* **STATED GOAL**
Your task is to filter the data below down to the lines holding "this".

* **TASK INPUTS**
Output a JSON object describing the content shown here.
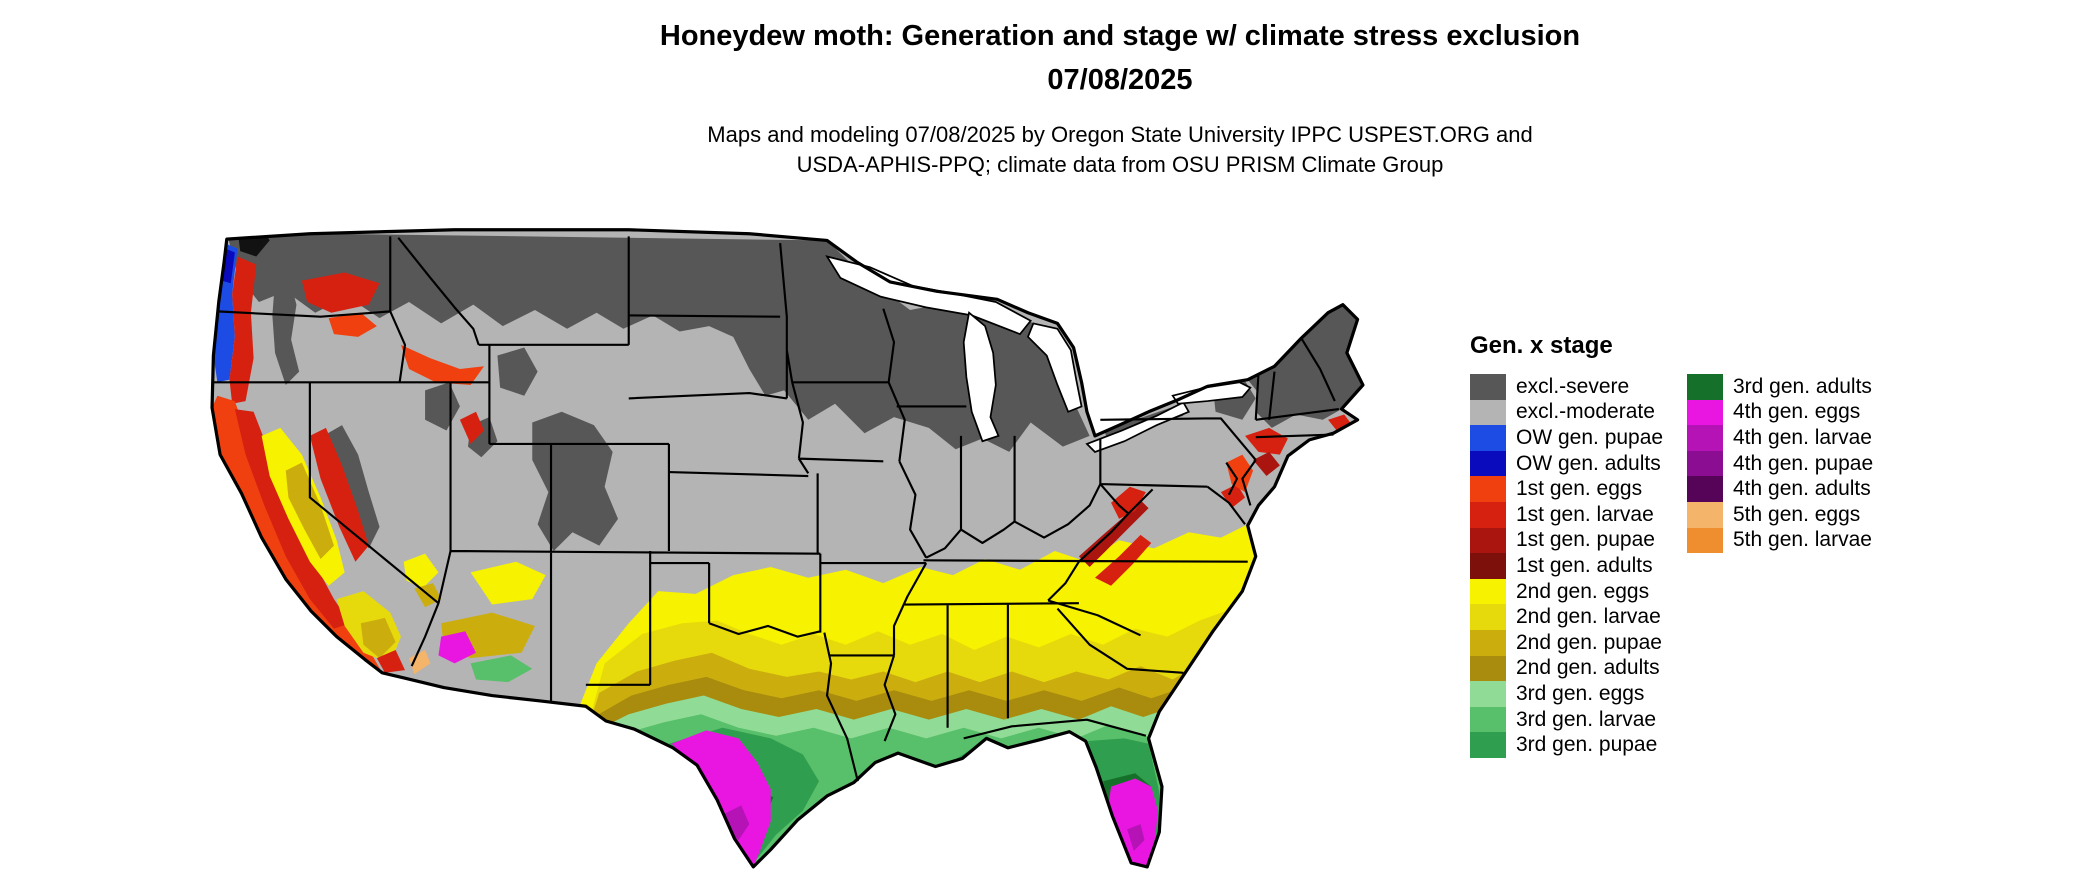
{
  "title": {
    "line1": "Honeydew moth: Generation and stage w/ climate stress exclusion",
    "line2": "07/08/2025"
  },
  "subtitle": {
    "line1": "Maps and modeling 07/08/2025 by Oregon State University IPPC USPEST.ORG and",
    "line2": "USDA-APHIS-PPQ; climate data from OSU PRISM Climate Group"
  },
  "map": {
    "description": "Contiguous United States map shaded by honeydew moth generation and life stage with climate stress exclusion zones",
    "background_color": "#ffffff",
    "outline_color": "#000000"
  },
  "legend": {
    "header": "Gen. x stage",
    "columns": [
      {
        "items": [
          {
            "key": "excl_severe",
            "label": "excl.-severe",
            "color": "#575757"
          },
          {
            "key": "excl_moderate",
            "label": "excl.-moderate",
            "color": "#b4b4b4"
          },
          {
            "key": "ow_pupae",
            "label": "OW gen. pupae",
            "color": "#1d4ce4"
          },
          {
            "key": "ow_adults",
            "label": "OW gen. adults",
            "color": "#0b0bbe"
          },
          {
            "key": "g1_eggs",
            "label": "1st gen. eggs",
            "color": "#f04010"
          },
          {
            "key": "g1_larvae",
            "label": "1st gen. larvae",
            "color": "#d62110"
          },
          {
            "key": "g1_pupae",
            "label": "1st gen. pupae",
            "color": "#aa1510"
          },
          {
            "key": "g1_adults",
            "label": "1st gen. adults",
            "color": "#7e100c"
          },
          {
            "key": "g2_eggs",
            "label": "2nd gen. eggs",
            "color": "#f6f200"
          },
          {
            "key": "g2_larvae",
            "label": "2nd gen. larvae",
            "color": "#e7da0c"
          },
          {
            "key": "g2_pupae",
            "label": "2nd gen. pupae",
            "color": "#cbae0e"
          },
          {
            "key": "g2_adults",
            "label": "2nd gen. adults",
            "color": "#a98b0e"
          },
          {
            "key": "g3_eggs",
            "label": "3rd gen. eggs",
            "color": "#90dc96"
          },
          {
            "key": "g3_larvae",
            "label": "3rd gen. larvae",
            "color": "#58bf6a"
          },
          {
            "key": "g3_pupae",
            "label": "3rd gen. pupae",
            "color": "#2f9e4e"
          }
        ]
      },
      {
        "items": [
          {
            "key": "g3_adults",
            "label": "3rd gen. adults",
            "color": "#15702a"
          },
          {
            "key": "g4_eggs",
            "label": "4th gen. eggs",
            "color": "#e816e0"
          },
          {
            "key": "g4_larvae",
            "label": "4th gen. larvae",
            "color": "#b513b5"
          },
          {
            "key": "g4_pupae",
            "label": "4th gen. pupae",
            "color": "#8a0d92"
          },
          {
            "key": "g4_adults",
            "label": "4th gen. adults",
            "color": "#560457"
          },
          {
            "key": "g5_eggs",
            "label": "5th gen. eggs",
            "color": "#f4b469"
          },
          {
            "key": "g5_larvae",
            "label": "5th gen. larvae",
            "color": "#ef8e2e"
          }
        ]
      }
    ]
  }
}
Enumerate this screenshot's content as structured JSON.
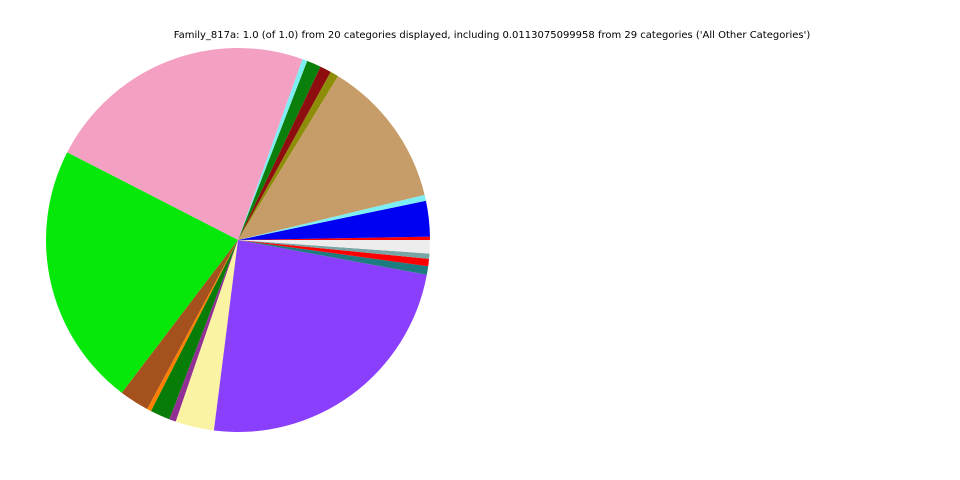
{
  "chart_data": {
    "type": "pie",
    "title": "Family_817a: 1.0 (of 1.0) from 20 categories displayed, including 0.0113075099958 from 29 categories ('All Other Categories')",
    "total": 1.0,
    "categories_displayed": 20,
    "all_other": {
      "label": "All Other Categories",
      "value": 0.0113075099958,
      "source_categories": 29
    },
    "start_angle_deg": 0,
    "direction": "counterclockwise",
    "legend": "none",
    "background_color": "#ffffff",
    "slices": [
      {
        "value": 0.0028,
        "color": "#ff0000"
      },
      {
        "value": 0.03,
        "color": "#0000f2"
      },
      {
        "value": 0.005,
        "color": "#7deef2"
      },
      {
        "value": 0.125,
        "color": "#c69d68"
      },
      {
        "value": 0.007,
        "color": "#8d8d07"
      },
      {
        "value": 0.0095,
        "color": "#8e0e10"
      },
      {
        "value": 0.012,
        "color": "#0b7f0b"
      },
      {
        "value": 0.0042,
        "color": "#7deef2"
      },
      {
        "value": 0.229,
        "color": "#f3a0c3"
      },
      {
        "value": 0.222,
        "color": "#05e80a"
      },
      {
        "value": 0.025,
        "color": "#a4511d"
      },
      {
        "value": 0.0036,
        "color": "#ff7f00"
      },
      {
        "value": 0.0167,
        "color": "#077c07"
      },
      {
        "value": 0.0056,
        "color": "#922f94"
      },
      {
        "value": 0.0325,
        "color": "#faf3a3"
      },
      {
        "value": 0.241,
        "color": "#8a3ffc"
      },
      {
        "value": 0.0072,
        "color": "#1d7c80"
      },
      {
        "value": 0.0061,
        "color": "#ff0000"
      },
      {
        "value": 0.0044,
        "color": "#7aa5a5"
      },
      {
        "value": 0.0113075099958,
        "color": "#ededed",
        "label": "All Other Categories"
      }
    ]
  }
}
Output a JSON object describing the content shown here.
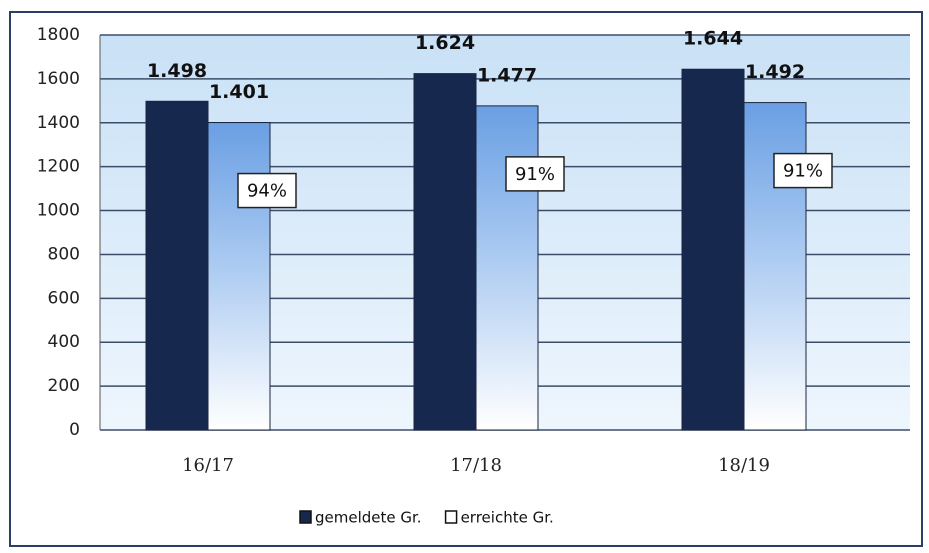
{
  "chart_data": {
    "type": "bar",
    "categories": [
      "16/17",
      "17/18",
      "18/19"
    ],
    "series": [
      {
        "name": "gemeldete Gr.",
        "color": "#17284f",
        "values": [
          1498,
          1624,
          1644
        ],
        "value_labels": [
          "1.498",
          "1.624",
          "1.644"
        ]
      },
      {
        "name": "erreichte Gr.",
        "color": "#6a9fe3",
        "values": [
          1401,
          1477,
          1492
        ],
        "value_labels": [
          "1.401",
          "1.477",
          "1.492"
        ]
      }
    ],
    "annotations": [
      "94%",
      "91%",
      "91%"
    ],
    "ylim": [
      0,
      1800
    ],
    "yticks": [
      0,
      200,
      400,
      600,
      800,
      1000,
      1200,
      1400,
      1600,
      1800
    ],
    "grid": true,
    "legend": "bottom"
  }
}
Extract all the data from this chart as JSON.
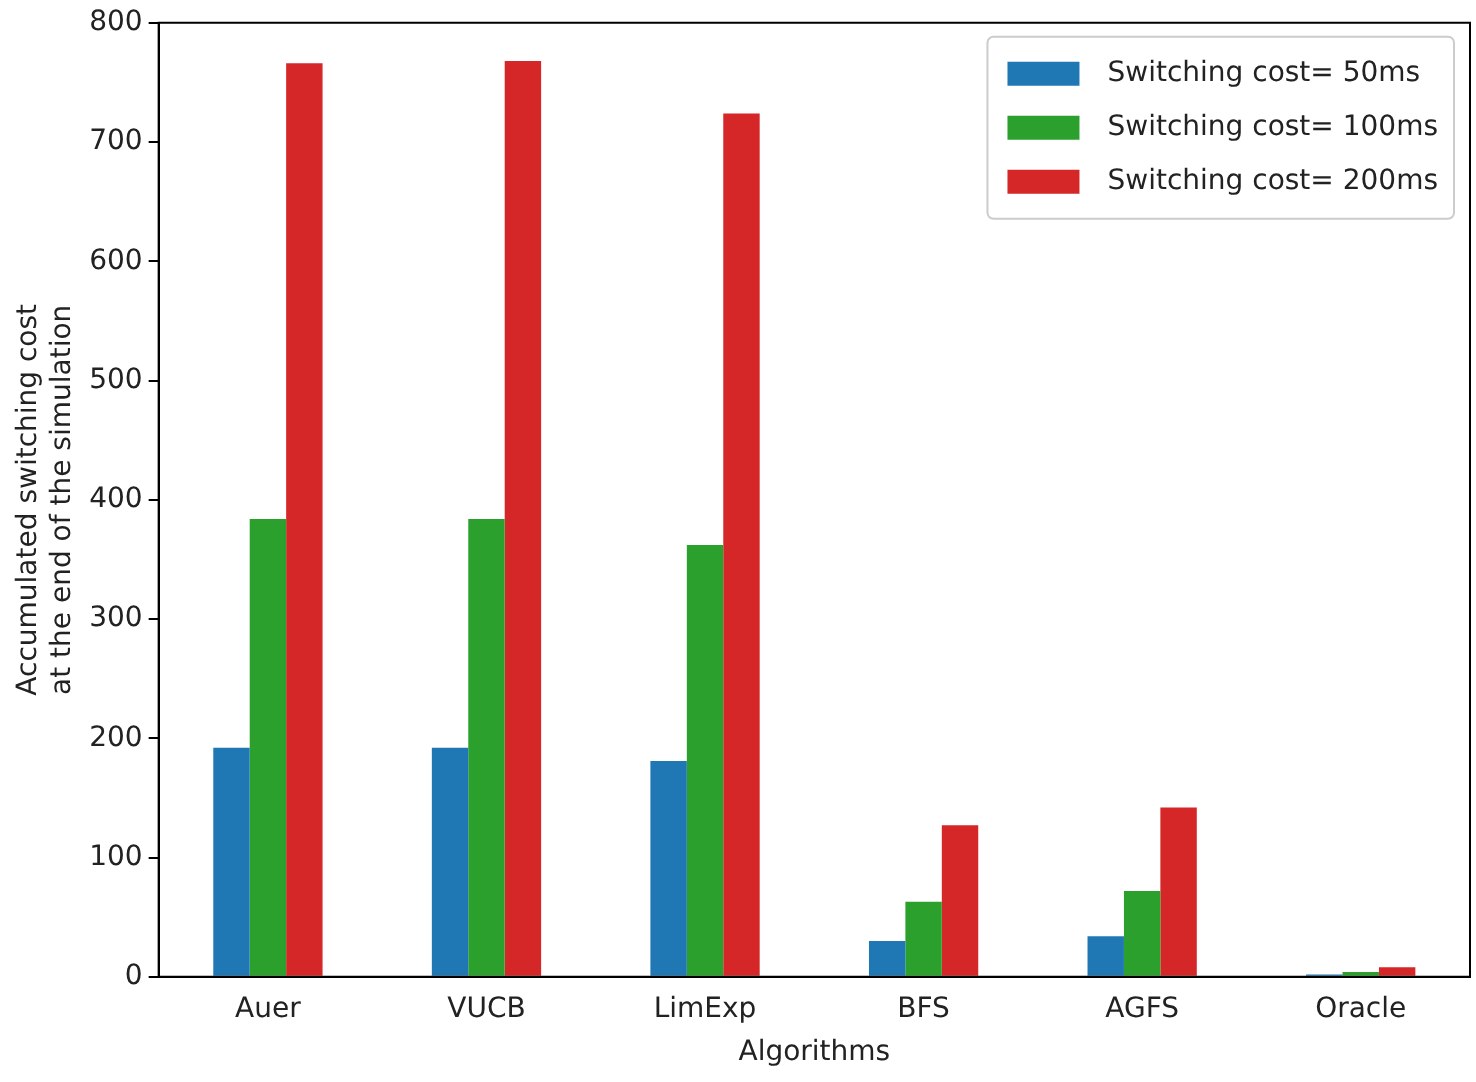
{
  "chart_data": {
    "type": "bar",
    "xlabel": "Algorithms",
    "ylabel": "Accumulated switching cost\nat the end of the simulation",
    "categories": [
      "Auer",
      "VUCB",
      "LimExp",
      "BFS",
      "AGFS",
      "Oracle"
    ],
    "series": [
      {
        "name": "Switching cost= 50ms",
        "color": "#1f77b4",
        "values": [
          192,
          192,
          181,
          30,
          34,
          2
        ]
      },
      {
        "name": "Switching cost= 100ms",
        "color": "#2ca02c",
        "values": [
          384,
          384,
          362,
          63,
          72,
          4
        ]
      },
      {
        "name": "Switching cost= 200ms",
        "color": "#d62728",
        "values": [
          766,
          768,
          724,
          127,
          142,
          8
        ]
      }
    ],
    "ylim": [
      0,
      800
    ],
    "yticks": [
      0,
      100,
      200,
      300,
      400,
      500,
      600,
      700,
      800
    ],
    "grid": false,
    "legend": "top right"
  }
}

* **REPLY TO THE EXERCISE**
Enumerate this screenshot's content as structured JSON.
Extract all the data from this chart as JSON.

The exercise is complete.